- EXCERPTED DATA:
══════════════════════════════
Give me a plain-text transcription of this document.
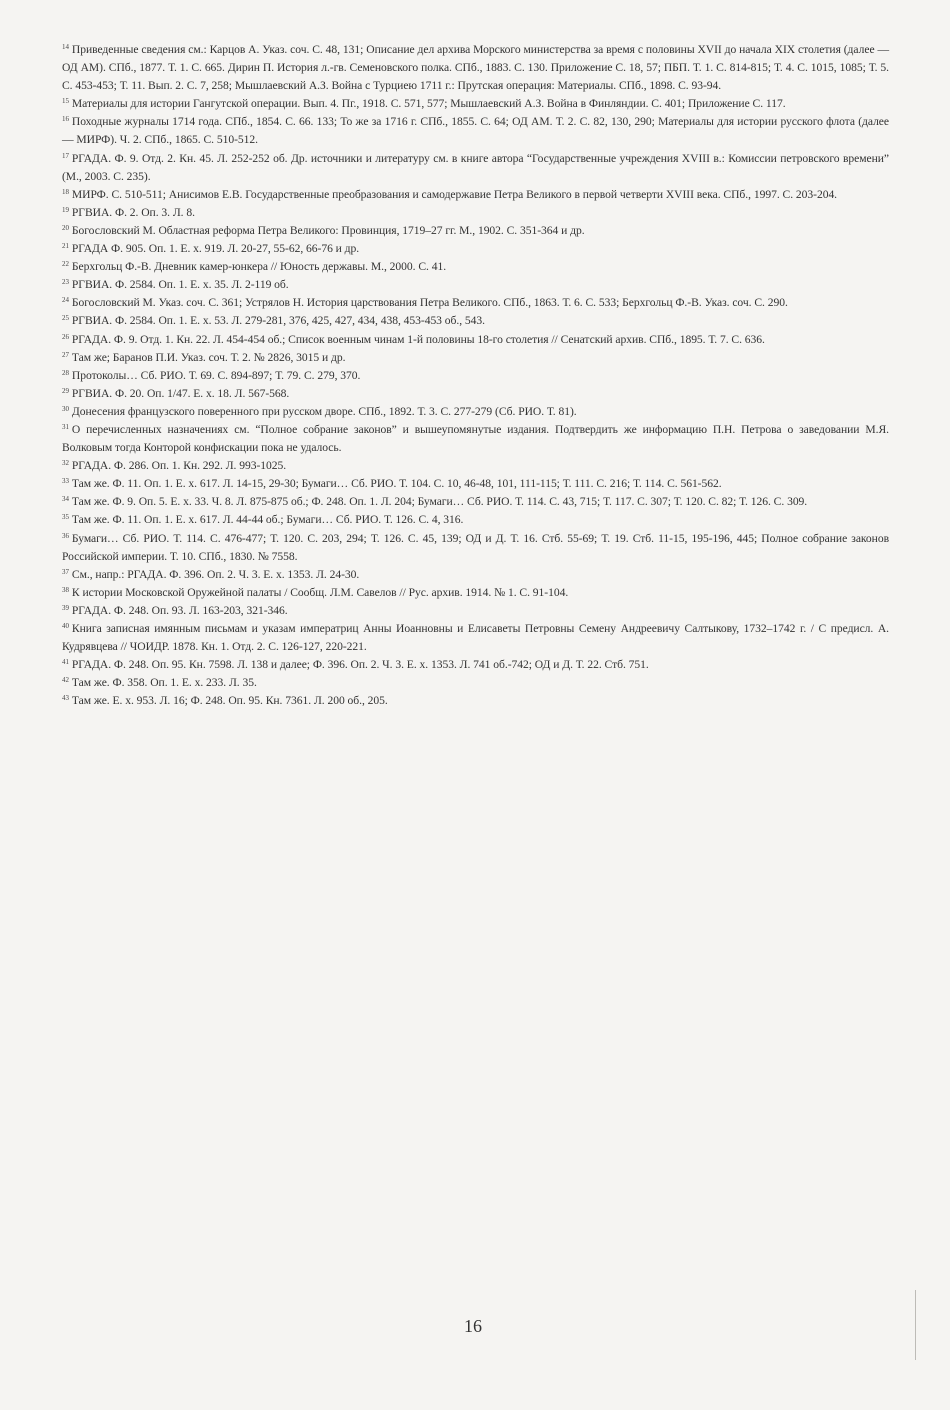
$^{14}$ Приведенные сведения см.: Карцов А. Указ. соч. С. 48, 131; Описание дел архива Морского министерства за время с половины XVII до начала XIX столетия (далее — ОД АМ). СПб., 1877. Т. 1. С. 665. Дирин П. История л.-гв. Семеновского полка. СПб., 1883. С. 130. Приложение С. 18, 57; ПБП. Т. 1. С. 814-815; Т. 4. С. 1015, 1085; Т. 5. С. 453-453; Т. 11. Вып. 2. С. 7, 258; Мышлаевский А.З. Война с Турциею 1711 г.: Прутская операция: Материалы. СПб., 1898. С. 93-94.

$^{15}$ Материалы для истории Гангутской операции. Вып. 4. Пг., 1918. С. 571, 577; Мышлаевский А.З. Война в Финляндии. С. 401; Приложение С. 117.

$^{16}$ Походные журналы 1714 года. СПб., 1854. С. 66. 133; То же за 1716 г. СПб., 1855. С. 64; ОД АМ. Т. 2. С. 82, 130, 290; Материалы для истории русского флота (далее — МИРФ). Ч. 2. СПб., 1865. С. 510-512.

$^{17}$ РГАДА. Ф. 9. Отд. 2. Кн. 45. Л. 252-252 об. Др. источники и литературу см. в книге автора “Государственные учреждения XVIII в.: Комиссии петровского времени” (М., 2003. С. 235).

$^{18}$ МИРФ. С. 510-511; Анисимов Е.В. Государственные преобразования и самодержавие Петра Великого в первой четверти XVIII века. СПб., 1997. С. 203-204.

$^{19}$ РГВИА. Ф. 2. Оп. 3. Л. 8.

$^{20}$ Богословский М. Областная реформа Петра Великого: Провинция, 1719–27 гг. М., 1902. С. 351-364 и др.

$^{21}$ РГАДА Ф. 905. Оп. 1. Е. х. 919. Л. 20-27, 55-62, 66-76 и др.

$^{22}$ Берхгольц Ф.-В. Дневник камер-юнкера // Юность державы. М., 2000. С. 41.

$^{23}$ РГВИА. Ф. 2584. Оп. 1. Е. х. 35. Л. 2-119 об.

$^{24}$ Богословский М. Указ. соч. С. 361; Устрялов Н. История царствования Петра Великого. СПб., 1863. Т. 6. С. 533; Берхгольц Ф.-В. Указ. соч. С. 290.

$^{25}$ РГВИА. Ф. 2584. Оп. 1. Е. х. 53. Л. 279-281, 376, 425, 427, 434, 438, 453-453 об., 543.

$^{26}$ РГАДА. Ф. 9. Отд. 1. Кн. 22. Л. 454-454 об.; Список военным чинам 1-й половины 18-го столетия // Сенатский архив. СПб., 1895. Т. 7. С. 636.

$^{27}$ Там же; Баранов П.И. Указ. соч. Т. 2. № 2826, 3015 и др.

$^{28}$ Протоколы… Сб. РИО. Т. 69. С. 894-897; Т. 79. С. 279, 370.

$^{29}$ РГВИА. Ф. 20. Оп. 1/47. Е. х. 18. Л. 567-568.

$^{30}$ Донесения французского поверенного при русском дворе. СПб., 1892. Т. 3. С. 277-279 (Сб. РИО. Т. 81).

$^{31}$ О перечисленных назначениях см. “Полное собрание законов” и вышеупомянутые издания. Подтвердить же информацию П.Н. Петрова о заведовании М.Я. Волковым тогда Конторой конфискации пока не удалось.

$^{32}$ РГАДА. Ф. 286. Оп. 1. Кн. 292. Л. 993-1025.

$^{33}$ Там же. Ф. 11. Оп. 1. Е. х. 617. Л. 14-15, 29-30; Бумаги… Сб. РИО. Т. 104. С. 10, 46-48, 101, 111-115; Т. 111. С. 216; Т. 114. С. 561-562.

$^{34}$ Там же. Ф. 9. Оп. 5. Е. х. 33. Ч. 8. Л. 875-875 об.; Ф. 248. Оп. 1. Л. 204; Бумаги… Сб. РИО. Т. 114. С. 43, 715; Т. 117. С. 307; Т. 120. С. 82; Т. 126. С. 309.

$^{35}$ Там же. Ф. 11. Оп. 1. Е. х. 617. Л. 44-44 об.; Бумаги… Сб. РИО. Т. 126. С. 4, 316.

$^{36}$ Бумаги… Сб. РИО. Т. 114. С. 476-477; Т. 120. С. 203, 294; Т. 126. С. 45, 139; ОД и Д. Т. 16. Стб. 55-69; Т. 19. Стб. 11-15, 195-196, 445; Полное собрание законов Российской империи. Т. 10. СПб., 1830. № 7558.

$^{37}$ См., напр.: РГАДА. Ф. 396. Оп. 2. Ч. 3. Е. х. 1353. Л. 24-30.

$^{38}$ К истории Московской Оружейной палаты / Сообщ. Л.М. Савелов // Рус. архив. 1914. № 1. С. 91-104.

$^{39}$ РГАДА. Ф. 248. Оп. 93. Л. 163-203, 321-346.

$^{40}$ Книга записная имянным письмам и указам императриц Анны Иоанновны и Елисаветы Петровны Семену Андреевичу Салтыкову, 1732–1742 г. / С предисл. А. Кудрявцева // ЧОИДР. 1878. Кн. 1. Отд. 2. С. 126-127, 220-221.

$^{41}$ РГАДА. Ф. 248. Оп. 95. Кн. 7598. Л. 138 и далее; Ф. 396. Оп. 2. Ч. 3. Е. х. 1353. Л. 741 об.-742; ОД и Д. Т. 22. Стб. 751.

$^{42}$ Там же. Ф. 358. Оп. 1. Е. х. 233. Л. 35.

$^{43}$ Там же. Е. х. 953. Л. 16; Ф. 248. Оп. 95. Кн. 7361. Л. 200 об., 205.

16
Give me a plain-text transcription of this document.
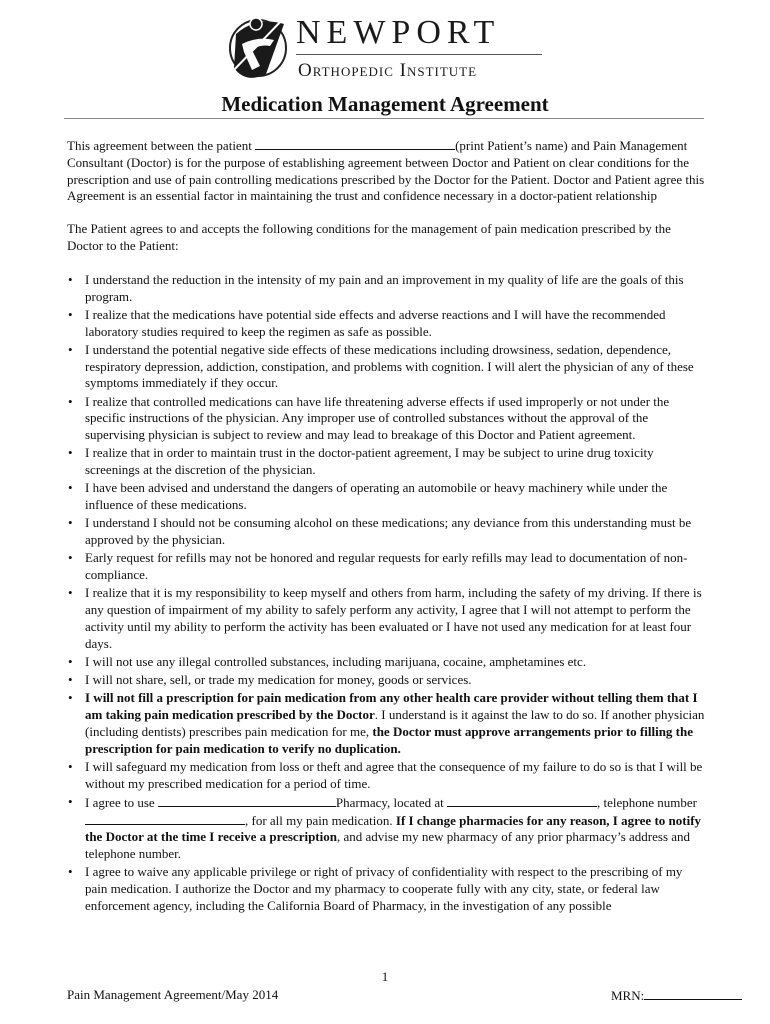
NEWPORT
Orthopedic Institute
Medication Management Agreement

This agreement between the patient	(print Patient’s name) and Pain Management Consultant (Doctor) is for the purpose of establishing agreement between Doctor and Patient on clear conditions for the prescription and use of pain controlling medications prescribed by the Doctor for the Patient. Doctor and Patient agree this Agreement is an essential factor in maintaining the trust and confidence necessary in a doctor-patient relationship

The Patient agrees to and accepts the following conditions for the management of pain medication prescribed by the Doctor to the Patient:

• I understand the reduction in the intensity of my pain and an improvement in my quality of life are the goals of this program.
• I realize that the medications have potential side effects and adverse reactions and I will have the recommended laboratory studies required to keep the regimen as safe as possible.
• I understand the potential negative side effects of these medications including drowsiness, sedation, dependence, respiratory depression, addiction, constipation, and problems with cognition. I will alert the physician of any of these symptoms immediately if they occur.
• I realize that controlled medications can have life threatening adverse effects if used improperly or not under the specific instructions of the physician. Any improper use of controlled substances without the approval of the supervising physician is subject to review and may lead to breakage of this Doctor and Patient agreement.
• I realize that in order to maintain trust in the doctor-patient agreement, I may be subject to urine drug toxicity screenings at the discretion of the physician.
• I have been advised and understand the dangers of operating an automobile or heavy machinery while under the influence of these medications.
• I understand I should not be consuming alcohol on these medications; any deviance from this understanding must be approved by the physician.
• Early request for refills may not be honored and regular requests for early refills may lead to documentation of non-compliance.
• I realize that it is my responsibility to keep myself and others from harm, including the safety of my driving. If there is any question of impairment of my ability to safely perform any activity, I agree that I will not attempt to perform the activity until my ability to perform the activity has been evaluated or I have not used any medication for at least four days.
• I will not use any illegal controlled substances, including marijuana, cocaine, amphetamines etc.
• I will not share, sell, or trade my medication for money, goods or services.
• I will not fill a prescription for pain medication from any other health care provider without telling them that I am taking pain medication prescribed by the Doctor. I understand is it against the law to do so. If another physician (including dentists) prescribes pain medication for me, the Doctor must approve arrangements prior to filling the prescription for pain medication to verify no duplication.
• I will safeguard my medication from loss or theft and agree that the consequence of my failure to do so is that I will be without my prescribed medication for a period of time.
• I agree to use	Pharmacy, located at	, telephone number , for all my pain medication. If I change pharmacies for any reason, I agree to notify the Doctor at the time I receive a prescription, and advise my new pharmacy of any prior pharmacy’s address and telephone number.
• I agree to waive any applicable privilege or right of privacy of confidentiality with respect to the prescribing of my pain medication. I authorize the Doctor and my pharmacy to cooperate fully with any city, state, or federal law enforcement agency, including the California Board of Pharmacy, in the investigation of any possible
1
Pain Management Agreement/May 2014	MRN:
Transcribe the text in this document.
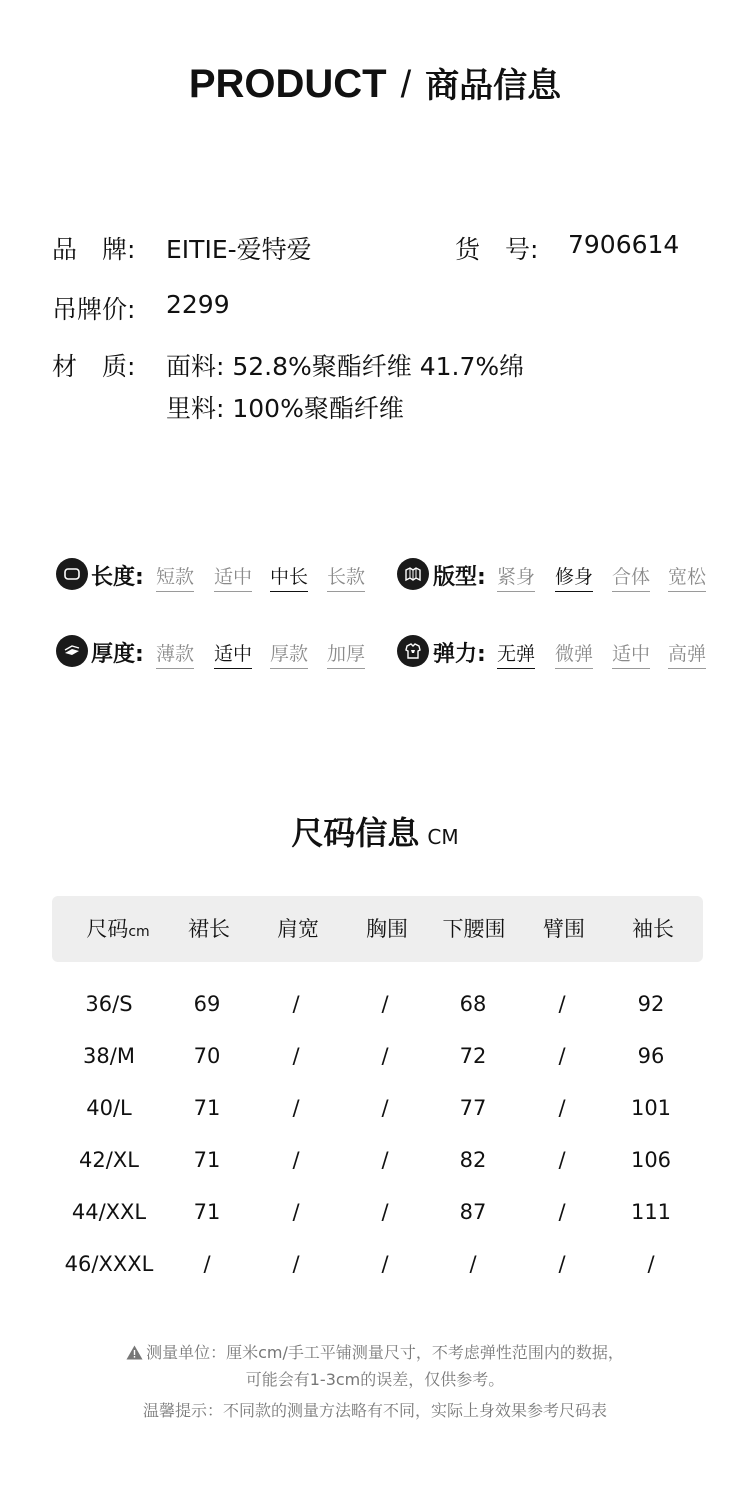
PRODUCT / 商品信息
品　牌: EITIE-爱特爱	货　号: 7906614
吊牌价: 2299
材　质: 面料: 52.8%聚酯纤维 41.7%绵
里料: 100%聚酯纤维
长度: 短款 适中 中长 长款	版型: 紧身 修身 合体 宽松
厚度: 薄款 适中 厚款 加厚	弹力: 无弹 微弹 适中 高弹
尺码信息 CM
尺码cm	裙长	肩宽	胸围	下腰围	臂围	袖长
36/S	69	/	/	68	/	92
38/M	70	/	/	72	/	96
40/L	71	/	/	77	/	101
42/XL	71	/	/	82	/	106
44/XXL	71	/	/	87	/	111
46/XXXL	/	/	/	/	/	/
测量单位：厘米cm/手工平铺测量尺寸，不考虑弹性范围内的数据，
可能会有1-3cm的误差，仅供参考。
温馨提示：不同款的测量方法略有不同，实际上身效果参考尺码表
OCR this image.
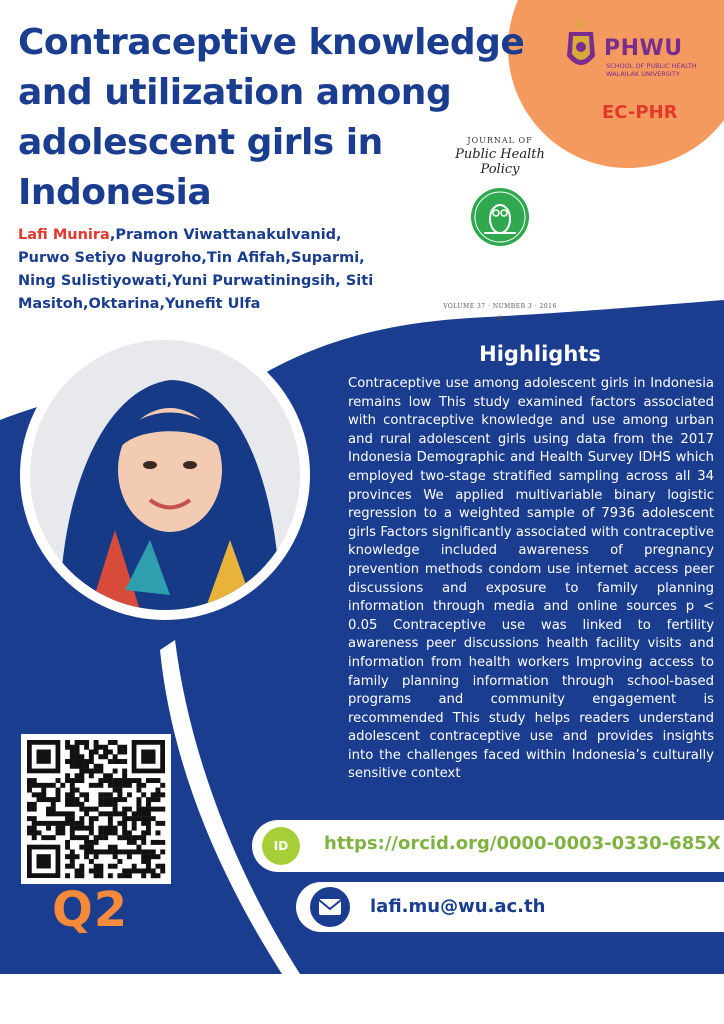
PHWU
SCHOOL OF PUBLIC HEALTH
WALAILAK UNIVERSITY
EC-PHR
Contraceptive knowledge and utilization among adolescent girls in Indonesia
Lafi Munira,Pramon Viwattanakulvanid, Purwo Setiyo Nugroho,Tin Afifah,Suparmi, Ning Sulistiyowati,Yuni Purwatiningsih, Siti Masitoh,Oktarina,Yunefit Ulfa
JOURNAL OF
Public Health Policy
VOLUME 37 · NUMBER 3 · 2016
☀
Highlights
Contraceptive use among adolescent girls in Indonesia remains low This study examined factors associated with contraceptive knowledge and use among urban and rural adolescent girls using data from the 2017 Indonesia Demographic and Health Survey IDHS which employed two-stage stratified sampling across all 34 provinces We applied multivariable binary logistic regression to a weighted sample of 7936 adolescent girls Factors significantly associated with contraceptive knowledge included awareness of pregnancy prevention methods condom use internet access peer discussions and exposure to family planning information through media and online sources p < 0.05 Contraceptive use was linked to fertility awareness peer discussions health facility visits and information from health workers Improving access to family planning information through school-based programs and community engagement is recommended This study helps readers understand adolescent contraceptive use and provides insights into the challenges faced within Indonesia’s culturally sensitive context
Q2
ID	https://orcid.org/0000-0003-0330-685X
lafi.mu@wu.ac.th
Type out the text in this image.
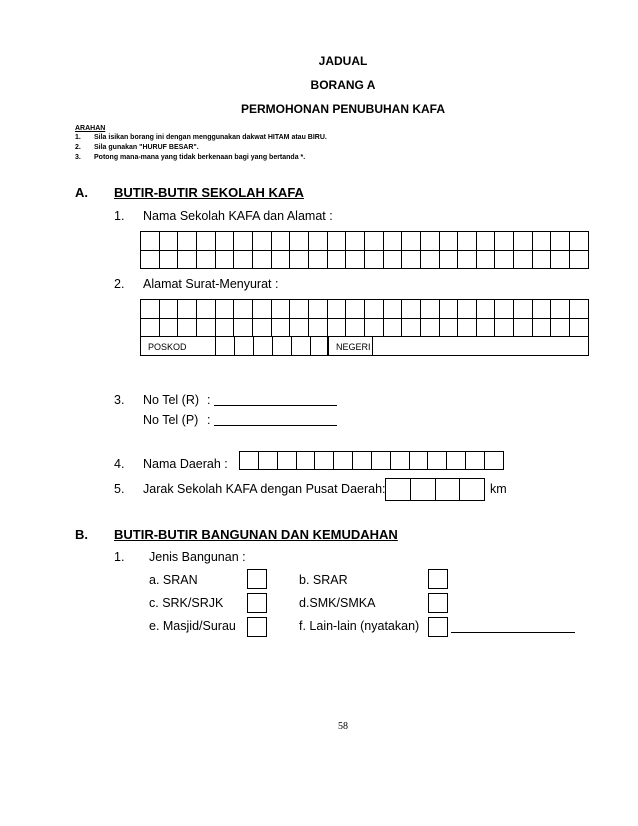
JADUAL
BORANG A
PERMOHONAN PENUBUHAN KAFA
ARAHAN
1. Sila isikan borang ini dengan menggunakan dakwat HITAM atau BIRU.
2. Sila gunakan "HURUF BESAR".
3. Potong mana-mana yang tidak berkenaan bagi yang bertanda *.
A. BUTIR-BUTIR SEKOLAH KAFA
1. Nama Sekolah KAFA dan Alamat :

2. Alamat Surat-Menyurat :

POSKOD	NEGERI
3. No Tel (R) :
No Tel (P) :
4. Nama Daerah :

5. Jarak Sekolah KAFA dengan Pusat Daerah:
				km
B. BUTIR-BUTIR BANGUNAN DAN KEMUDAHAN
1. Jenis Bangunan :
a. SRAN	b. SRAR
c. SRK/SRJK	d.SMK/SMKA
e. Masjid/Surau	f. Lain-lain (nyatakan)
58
══════════════════════════════
Which lines include "Богословский"? Copy each of them out.

$^{20}$ Богословский М. Областная реформа Петра Великого: Провинция, 1719–27 гг. М., 1902. С. 351-364 и др.
$^{24}$ Богословский М. Указ. соч. С. 361; Устрялов Н. История царствования Петра Великого. СПб., 1863. Т. 6. С. 533; Берхгольц Ф.-В. Указ. соч. С. 290.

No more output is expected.